# Material for the task
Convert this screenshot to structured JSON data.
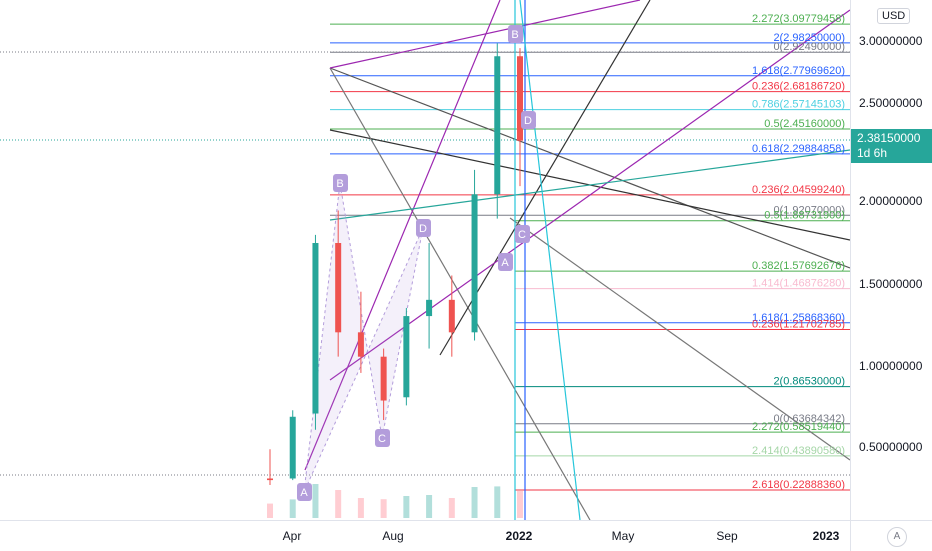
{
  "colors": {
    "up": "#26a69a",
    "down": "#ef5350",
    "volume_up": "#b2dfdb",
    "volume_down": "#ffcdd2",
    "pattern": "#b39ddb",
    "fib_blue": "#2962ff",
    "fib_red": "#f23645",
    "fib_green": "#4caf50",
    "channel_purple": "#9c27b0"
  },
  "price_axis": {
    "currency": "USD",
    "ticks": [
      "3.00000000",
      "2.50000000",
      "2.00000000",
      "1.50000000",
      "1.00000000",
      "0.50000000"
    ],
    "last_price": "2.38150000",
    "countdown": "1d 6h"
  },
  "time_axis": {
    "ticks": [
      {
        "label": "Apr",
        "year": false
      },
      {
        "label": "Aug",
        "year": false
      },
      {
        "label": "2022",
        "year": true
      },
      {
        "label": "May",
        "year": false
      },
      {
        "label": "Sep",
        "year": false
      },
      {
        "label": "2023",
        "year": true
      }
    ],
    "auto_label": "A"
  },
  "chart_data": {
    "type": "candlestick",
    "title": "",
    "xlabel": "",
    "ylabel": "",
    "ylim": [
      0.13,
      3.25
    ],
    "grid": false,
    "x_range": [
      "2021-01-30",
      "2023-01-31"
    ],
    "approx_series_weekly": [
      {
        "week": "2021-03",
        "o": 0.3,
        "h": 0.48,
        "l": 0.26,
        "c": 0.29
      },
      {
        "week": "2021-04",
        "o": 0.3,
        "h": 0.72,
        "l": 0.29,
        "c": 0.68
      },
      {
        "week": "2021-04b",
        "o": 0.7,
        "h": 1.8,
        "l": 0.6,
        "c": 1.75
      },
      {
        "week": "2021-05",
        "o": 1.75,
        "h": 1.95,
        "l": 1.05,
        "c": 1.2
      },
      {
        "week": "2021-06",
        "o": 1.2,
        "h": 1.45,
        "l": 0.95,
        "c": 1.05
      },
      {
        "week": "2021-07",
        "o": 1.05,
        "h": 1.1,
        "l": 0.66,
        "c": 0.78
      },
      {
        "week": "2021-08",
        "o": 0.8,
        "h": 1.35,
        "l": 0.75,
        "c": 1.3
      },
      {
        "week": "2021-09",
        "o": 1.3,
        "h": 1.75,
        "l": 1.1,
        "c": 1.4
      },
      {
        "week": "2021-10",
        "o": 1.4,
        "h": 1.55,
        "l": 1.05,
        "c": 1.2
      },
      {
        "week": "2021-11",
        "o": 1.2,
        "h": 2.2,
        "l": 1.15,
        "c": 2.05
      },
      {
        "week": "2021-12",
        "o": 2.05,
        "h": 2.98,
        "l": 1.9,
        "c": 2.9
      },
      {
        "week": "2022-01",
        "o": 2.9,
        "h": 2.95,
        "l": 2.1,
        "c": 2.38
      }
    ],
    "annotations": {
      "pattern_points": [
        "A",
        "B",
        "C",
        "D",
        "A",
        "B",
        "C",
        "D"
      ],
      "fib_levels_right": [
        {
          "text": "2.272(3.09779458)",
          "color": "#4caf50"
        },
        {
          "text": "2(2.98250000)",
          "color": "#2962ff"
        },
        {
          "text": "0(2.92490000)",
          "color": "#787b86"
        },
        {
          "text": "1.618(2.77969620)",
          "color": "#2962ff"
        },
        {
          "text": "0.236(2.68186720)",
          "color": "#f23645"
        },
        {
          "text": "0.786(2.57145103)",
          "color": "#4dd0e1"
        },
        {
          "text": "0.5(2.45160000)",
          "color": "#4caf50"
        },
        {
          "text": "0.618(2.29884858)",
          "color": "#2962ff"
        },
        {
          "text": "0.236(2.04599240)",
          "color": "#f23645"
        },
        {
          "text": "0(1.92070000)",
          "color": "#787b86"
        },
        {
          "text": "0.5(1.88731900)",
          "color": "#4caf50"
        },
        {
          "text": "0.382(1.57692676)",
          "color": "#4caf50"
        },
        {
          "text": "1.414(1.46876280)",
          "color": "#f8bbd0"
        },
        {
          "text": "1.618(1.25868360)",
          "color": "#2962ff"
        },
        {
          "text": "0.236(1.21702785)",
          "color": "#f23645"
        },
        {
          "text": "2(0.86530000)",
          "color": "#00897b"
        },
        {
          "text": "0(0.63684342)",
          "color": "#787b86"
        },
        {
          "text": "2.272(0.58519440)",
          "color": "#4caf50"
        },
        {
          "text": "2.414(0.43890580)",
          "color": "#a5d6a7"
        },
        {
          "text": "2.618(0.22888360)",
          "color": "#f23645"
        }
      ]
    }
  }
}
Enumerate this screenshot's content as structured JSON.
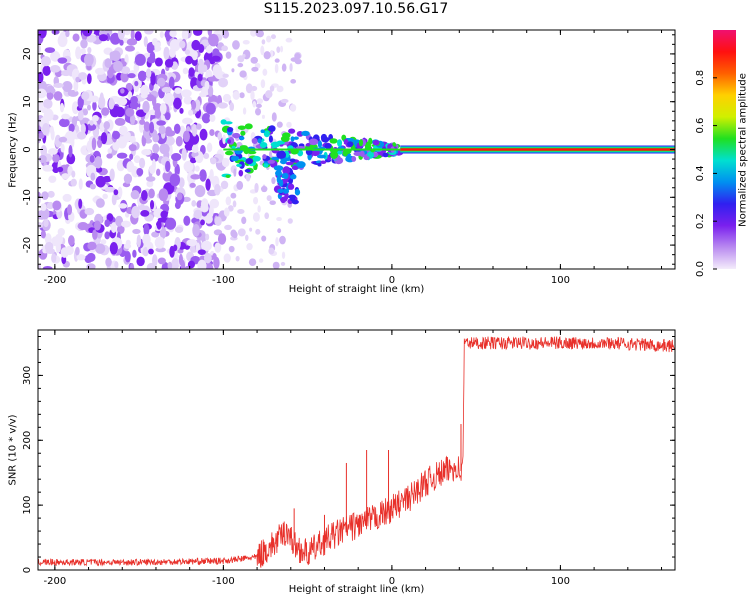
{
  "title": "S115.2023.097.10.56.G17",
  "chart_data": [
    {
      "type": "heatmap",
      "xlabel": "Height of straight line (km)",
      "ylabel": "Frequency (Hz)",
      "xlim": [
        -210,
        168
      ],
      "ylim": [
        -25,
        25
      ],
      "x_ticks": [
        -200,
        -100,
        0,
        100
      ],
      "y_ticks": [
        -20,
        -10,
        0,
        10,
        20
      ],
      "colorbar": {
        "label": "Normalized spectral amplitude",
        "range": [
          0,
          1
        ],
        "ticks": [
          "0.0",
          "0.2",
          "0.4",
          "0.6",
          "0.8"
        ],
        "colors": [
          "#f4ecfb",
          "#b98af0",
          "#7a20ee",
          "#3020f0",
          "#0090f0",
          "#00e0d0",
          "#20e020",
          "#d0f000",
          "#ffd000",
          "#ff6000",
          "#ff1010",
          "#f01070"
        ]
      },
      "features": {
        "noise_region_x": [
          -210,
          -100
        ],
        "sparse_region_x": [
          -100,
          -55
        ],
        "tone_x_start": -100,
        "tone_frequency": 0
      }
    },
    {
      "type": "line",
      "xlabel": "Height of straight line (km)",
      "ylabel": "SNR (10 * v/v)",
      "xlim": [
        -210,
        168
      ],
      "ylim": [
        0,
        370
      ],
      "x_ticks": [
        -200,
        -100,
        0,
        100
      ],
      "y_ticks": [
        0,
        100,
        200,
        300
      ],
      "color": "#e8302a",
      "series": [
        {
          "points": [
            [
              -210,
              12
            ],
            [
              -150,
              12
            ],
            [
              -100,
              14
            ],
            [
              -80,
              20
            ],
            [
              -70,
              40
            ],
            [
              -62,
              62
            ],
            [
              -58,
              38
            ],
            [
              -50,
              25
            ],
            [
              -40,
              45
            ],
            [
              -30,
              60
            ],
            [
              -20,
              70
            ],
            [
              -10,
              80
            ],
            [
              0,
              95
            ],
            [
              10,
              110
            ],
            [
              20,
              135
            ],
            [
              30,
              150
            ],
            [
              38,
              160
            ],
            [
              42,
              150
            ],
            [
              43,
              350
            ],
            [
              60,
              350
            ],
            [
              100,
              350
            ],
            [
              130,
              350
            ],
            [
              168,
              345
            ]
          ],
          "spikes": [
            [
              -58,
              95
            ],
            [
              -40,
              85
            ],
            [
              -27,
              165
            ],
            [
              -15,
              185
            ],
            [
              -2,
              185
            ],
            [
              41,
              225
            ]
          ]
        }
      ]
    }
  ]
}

* * *

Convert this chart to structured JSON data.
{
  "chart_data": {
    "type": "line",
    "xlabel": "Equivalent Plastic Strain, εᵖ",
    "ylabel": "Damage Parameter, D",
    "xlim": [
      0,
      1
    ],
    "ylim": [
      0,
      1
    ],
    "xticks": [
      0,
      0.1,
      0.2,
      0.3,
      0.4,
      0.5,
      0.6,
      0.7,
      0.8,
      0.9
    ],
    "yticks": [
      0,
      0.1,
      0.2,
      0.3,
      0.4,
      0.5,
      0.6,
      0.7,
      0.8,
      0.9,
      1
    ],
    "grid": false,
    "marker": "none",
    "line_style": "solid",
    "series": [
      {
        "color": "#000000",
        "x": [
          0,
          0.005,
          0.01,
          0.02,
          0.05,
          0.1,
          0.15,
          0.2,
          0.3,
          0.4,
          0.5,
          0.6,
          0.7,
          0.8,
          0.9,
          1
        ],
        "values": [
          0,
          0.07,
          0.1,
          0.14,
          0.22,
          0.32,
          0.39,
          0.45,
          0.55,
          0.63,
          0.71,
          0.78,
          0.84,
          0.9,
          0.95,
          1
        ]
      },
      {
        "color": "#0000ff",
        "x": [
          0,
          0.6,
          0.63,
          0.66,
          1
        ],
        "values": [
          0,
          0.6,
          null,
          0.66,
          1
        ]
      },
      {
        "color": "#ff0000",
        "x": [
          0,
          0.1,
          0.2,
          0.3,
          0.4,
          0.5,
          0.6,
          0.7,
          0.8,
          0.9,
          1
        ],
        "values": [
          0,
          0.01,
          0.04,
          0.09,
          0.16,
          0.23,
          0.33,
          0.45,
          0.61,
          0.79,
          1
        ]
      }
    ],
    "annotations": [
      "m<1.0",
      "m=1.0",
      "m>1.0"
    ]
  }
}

# What to work on
Find all lines holding the string "JSON" and copy them.

# Worked solution
Convert this screenshot to structured JSON data.
Enumerate this screenshot's content as structured JSON.
Convert this chart to structured JSON data.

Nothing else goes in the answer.